##### Data records
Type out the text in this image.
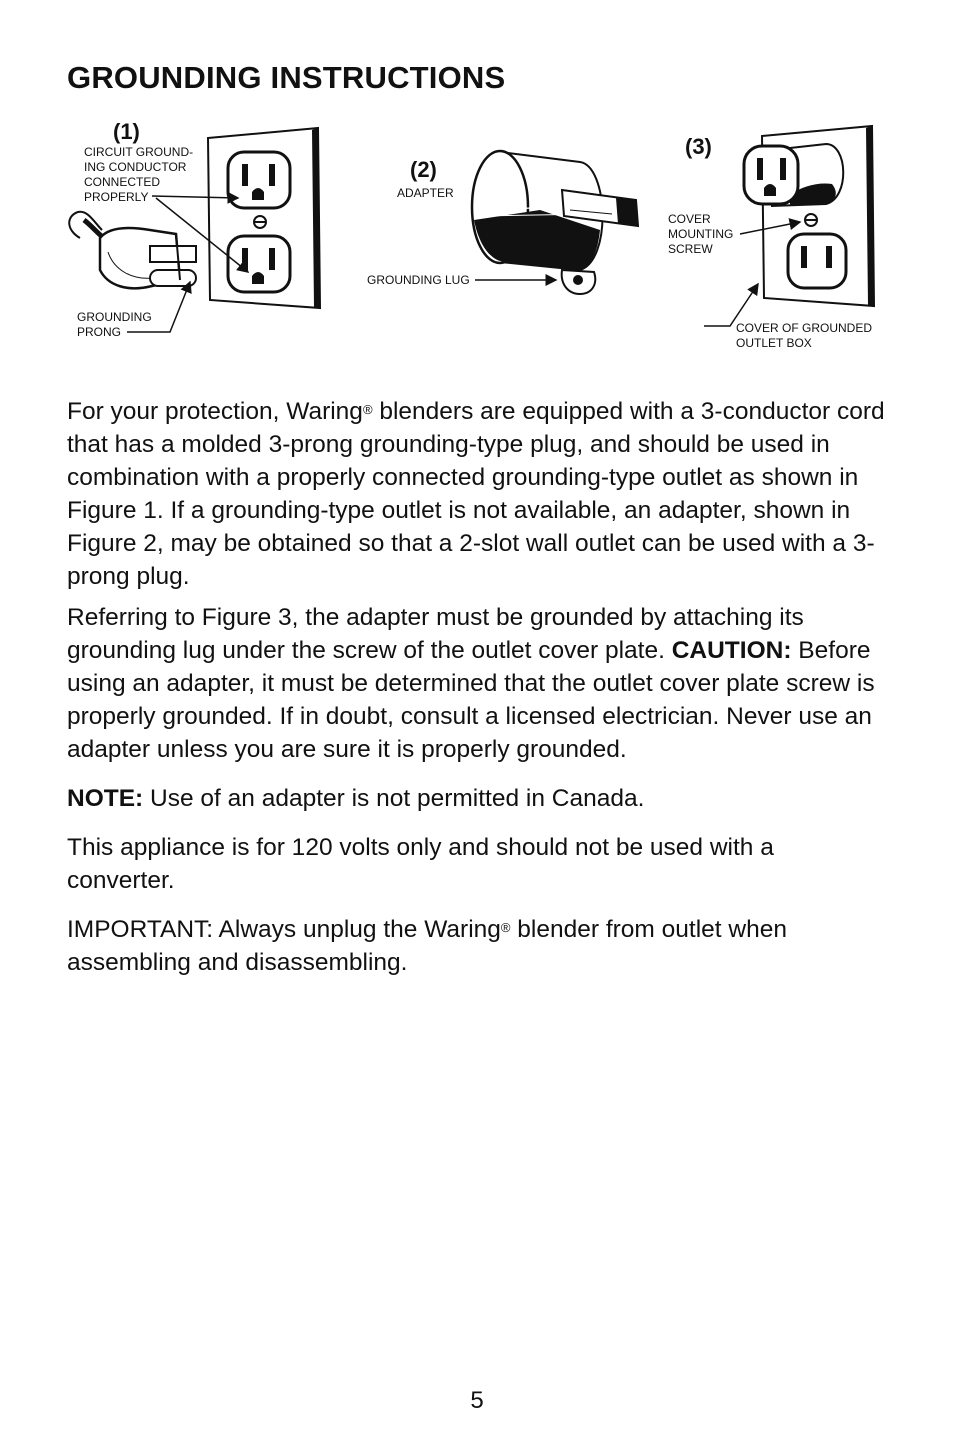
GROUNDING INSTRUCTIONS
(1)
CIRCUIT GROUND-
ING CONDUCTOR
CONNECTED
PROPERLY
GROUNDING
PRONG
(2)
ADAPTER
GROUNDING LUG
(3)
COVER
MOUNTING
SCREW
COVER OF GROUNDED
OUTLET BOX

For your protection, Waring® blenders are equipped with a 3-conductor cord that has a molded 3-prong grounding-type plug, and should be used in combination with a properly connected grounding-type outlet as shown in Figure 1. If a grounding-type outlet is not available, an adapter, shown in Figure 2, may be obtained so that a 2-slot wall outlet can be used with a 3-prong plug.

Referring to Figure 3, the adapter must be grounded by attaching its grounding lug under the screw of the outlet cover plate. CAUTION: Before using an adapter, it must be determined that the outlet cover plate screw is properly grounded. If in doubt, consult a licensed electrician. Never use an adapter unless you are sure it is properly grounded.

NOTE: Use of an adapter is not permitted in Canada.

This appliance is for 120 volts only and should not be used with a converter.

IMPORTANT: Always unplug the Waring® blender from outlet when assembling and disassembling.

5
##########
##### Data records
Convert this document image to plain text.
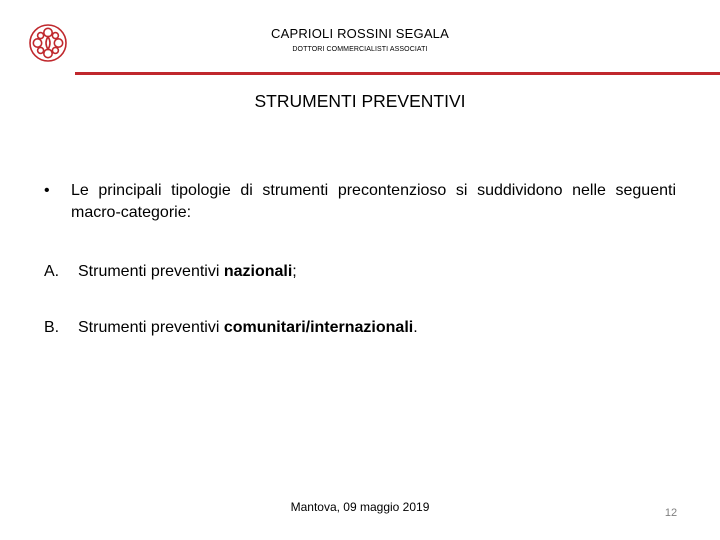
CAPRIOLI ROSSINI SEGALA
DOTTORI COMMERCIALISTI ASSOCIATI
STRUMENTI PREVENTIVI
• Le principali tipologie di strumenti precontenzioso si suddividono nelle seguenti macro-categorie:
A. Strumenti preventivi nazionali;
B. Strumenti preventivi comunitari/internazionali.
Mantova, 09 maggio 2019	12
##########
What you will do – What is the number of lines in the listing above that contain the string "used"? Give only the number.

Solved exercise – 2